= Série d'exercices =
**1.** Recopiez mot pour mot le passage de l'extrait sur le séjour de Mozart à Strasbourg, en commençant à « Mozart débarque à » et en terminant à « mère était morte. ».
**2.** Répondez aux questions suivantes à partir de l'extrait sur le séjour de Mozart à Strasbourg.
(a) Quel âge a Mozart lorsqu'il arrive à Strasbourg ?
(b) En quelle année l'orgue de l'église Saint-Thomas a-t-il été réalisé ?
(c) Quel organiste a sauvé l'orgue de Saint-Thomas de la ruine ?

= Extrait fourni =
---------------
Mozart débarque à Strasbourg
Wolfgang Amadeus Mozart fait un séjour à Strasbourg, à l'automne 1778 : il débarque en ville le 10 octobre 1778 ! Il a alors 22 ans. Il vient de séjourner 6 mois à Paris, où il n'avait pas réussi à trouver de travail et où sa mère était morte.
Il se retrouve donc seul, à Strasbourg, pour la première fois de sa vie. Il n'a pas vraiment envie de rentrer en Autriche, à Salzbourg, retrouver son employeur, l'archevêque Coloredo, qui le déteste...
Heureusement, son père l'a recommandé au banquier et négociant Franck, qui habite à Strasbourg un hôtel quai Saint-Nicolas, au n°7. Il écrit à son père à la toute fin d'octobre 1778 :
« Strasbourg ne peut se passer de moi ! Vous ne sauriez croire en quelle estime on me tient, et comme je suis aimé ici ! Les gens disent que tout est si noble en moi, que je suis si posé et si poli, que j’ai une si bonne conduite. Tout le monde me connaît. »
Mozart joue à Saint-Thomas
C'est sur l’orgue de l’église protestante de Saint-Thomas, sur cette console déposée à l'entrée de l’édifice, qu'a joué Mozart pendant son séjour strasbourgeois !
Un instrument réalisé en 1741 par le fils du célèbre facteur d'orgue André Silbermann. L’atelier Silbermann a en effet fourni de nouvelles orgues, à cette époque, pour un grand nombre de paroisses alsaciennes.
Mozart explique dans une lettre à son père que dès qu'ils ont entendu son nom, Silbermann et l'organiste Hepp viennent le voir, le sollicitant pour « jouer publiquement sur les deux meilleurs orgues d'ici » : celui de Saint-Thomas et celui du Temple neuf (Haupt Kirche), alors principale paroisse protestante de Strasbourg. Mozart est ravi !
Malheureusement, l’orgue de Saint-Thomas est endommagé au fil du temps, notamment aux 19e et 20e siècles : c'est un autre organiste de renom (Alsacien celui-ci), Albert Schweitzer, qui le sauve de la ruine.
---------------
= Matériel =

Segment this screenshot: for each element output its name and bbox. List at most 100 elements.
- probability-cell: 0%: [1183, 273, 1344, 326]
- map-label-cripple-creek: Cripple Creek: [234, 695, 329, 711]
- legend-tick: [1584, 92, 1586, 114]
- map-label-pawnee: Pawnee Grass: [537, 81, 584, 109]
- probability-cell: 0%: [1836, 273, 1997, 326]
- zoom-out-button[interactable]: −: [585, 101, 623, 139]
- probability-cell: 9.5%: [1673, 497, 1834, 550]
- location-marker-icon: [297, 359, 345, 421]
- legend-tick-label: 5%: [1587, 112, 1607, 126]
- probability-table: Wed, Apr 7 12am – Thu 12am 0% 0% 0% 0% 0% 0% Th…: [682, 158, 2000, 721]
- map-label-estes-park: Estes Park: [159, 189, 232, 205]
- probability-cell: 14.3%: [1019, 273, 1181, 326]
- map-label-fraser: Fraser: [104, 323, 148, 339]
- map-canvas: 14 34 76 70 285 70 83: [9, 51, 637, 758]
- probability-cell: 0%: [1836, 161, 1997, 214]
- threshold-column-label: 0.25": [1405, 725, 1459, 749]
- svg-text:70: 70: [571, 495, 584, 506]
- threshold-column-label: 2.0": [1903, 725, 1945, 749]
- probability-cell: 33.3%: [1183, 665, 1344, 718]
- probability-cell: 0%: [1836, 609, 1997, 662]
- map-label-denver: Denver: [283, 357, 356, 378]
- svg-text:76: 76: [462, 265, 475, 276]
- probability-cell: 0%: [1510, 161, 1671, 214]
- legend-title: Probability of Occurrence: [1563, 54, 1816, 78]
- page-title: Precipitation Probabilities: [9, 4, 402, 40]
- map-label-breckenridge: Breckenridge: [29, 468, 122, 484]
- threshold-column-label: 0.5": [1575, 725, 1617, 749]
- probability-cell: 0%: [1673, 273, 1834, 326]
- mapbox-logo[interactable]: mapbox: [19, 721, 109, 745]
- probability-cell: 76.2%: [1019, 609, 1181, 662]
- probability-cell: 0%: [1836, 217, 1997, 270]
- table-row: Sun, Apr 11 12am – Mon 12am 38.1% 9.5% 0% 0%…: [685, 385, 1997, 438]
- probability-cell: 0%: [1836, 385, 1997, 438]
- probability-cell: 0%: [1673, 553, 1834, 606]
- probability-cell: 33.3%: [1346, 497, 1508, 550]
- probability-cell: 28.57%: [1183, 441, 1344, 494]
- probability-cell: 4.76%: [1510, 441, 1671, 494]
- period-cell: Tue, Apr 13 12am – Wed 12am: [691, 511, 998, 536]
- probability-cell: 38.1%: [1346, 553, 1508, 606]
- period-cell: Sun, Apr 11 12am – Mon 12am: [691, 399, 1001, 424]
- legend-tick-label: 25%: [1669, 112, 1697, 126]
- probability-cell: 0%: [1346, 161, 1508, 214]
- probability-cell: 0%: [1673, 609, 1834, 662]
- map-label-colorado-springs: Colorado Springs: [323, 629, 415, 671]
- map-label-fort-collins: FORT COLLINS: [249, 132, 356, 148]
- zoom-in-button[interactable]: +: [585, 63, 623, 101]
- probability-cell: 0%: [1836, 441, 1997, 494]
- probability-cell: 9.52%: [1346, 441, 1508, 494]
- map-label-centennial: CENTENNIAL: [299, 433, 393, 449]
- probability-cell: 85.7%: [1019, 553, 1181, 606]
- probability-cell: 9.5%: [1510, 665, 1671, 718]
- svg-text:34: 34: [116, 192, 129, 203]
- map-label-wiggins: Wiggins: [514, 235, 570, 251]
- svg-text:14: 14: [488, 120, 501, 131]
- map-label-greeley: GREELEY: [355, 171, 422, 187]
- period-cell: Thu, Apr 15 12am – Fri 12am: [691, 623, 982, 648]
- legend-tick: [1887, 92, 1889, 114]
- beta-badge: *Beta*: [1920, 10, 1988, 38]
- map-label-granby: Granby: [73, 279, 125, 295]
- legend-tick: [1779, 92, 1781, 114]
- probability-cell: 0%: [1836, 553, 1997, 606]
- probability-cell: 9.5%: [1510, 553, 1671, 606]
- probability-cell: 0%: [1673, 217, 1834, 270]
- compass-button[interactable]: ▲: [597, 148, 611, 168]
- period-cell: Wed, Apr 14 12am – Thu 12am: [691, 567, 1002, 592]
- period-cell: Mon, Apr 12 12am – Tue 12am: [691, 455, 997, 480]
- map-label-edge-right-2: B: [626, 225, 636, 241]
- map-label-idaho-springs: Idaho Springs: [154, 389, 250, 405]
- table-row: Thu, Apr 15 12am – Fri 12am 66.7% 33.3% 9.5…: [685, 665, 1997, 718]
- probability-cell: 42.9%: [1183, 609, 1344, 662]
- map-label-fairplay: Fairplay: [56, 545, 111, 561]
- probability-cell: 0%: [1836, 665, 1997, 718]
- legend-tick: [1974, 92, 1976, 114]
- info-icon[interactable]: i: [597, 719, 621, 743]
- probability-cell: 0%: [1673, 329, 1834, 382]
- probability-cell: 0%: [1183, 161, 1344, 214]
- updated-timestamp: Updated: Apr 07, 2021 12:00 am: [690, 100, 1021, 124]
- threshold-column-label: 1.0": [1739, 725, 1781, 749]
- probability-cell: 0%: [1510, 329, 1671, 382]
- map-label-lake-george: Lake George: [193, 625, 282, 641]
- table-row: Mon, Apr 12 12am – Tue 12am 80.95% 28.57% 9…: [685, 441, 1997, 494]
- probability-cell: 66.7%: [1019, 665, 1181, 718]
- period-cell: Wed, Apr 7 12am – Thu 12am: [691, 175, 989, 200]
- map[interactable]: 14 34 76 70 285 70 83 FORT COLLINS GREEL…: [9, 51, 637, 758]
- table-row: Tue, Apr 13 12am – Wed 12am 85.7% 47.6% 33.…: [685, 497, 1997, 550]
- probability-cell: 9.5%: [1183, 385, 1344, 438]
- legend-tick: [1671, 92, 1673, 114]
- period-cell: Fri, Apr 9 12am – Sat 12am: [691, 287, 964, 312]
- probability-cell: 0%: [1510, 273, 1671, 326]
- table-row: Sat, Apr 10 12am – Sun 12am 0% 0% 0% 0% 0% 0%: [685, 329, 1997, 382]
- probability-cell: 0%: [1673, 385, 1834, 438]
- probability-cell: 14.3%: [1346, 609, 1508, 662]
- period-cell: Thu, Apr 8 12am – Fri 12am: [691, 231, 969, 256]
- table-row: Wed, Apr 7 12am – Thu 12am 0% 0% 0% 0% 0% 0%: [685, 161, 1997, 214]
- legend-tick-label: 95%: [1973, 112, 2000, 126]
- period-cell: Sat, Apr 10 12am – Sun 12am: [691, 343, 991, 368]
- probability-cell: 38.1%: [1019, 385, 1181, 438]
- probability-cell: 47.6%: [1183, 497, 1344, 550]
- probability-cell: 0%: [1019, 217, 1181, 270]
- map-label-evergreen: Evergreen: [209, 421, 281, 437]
---------------
= Réponses détaillées =
**1.**
Mozart débarque à Strasbourg
Wolfgang Amadeus Mozart fait un séjour à Strasbourg, à l'automne 1778 : il débarque en ville le 10 octobre 1778 ! Il a alors 22 ans. Il vient de séjourner 6 mois à Paris, où il n'avait pas réussi à trouver de travail et où sa mère était morte.

**2.**
(a) Il a 22 ans.
(b) En 1741.
(c) Albert Schweitzer.